-- OPDRACHT A --
Vertaal deze zin uit het stuk over Piet Oudolf hieronder in het Engels: "Die dag is de internationaal bekende tuin- en landschapsontwerper Piet Oudolf (74) uit Hummelo koninklijk onderscheiden door burgemeester Marianne Besselink."

Koninklijke onderscheiding Piet Oudolf


Piet Oudolf, burgemeester Marianne Besselink en Anja Oudolf. Foto Margot Tegelberg

Afgelopen zaterdag 27 oktober was de laatste dag dat de privétuin van Piet Oudolf geopend was. Die dag is de internationaal bekende tuin- en landschapsontwerper Piet Oudolf (74) uit Hummelo koninklijk onderscheiden door burgemeester Marianne Besselink. Hij werd Officier in de Orde van Oranje Nassau.  De familie had ervoor gekozen om geen ruchtbaarheid aan de onderscheiding te geven, maar een bezoeker heeft toch even een kiekje geschoten.

Oudolf hoort met vakgenoten Ton Terlinden en Henk Gerritsen tot de aanjagers van een nieuwe richting in tuinontwerp, die wel The Dutch Wave genoemd wordt. Uitgaande van de mogelijkheden van de plek worden weelderige werelden gecreëerd met vaste planten en grassen die in natuurlijke gemeenschappen met elkaar leven.

-- LIJST --
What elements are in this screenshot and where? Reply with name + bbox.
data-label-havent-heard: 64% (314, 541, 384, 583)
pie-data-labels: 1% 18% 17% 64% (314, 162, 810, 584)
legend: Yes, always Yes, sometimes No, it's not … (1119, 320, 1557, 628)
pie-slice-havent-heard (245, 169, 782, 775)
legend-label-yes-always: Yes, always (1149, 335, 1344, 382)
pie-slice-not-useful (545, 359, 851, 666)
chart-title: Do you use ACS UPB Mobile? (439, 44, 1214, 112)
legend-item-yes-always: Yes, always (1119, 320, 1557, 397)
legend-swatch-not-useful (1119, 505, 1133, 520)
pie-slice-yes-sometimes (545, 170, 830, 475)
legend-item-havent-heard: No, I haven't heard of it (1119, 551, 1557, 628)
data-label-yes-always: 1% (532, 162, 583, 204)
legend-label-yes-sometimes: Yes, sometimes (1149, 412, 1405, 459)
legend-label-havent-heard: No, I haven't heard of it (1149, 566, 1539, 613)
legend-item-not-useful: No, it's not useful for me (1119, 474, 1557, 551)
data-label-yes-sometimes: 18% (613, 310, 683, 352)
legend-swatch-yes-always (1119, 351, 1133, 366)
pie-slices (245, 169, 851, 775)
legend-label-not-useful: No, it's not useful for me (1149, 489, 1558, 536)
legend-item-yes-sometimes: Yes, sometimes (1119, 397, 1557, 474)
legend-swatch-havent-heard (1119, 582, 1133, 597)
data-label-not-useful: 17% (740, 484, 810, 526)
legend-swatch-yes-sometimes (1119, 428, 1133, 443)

-- OPDRACHT B --
Schrijf de hele lijst hierboven over, regel voor regel en zonder iets te veranderen.

-- UITKOMST A --
That day, the internationally renowned garden and landscape designer Piet Oudolf (74) from Hummelo was given a royal honor by Mayor Marianne Besselink.

-- UITKOMST B --
What elements are in this screenshot and where? Reply with name + bbox.
data-label-havent-heard: 64% (314, 541, 384, 583)
pie-data-labels: 1% 18% 17% 64% (314, 162, 810, 584)
legend: Yes, always Yes, sometimes No, it's not … (1119, 320, 1557, 628)
pie-slice-havent-heard (245, 169, 782, 775)
legend-label-yes-always: Yes, always (1149, 335, 1344, 382)
pie-slice-not-useful (545, 359, 851, 666)
chart-title: Do you use ACS UPB Mobile? (439, 44, 1214, 112)
legend-item-yes-always: Yes, always (1119, 320, 1557, 397)
legend-swatch-not-useful (1119, 505, 1133, 520)
pie-slice-yes-sometimes (545, 170, 830, 475)
legend-item-havent-heard: No, I haven't heard of it (1119, 551, 1557, 628)
data-label-yes-always: 1% (532, 162, 583, 204)
legend-label-yes-sometimes: Yes, sometimes (1149, 412, 1405, 459)
legend-label-havent-heard: No, I haven't heard of it (1149, 566, 1539, 613)
legend-item-not-useful: No, it's not useful for me (1119, 474, 1557, 551)
data-label-yes-sometimes: 18% (613, 310, 683, 352)
legend-swatch-yes-always (1119, 351, 1133, 366)
pie-slices (245, 169, 851, 775)
legend-label-not-useful: No, it's not useful for me (1149, 489, 1558, 536)
legend-item-yes-sometimes: Yes, sometimes (1119, 397, 1557, 474)
legend-swatch-havent-heard (1119, 582, 1133, 597)
data-label-not-useful: 17% (740, 484, 810, 526)
legend-swatch-yes-sometimes (1119, 428, 1133, 443)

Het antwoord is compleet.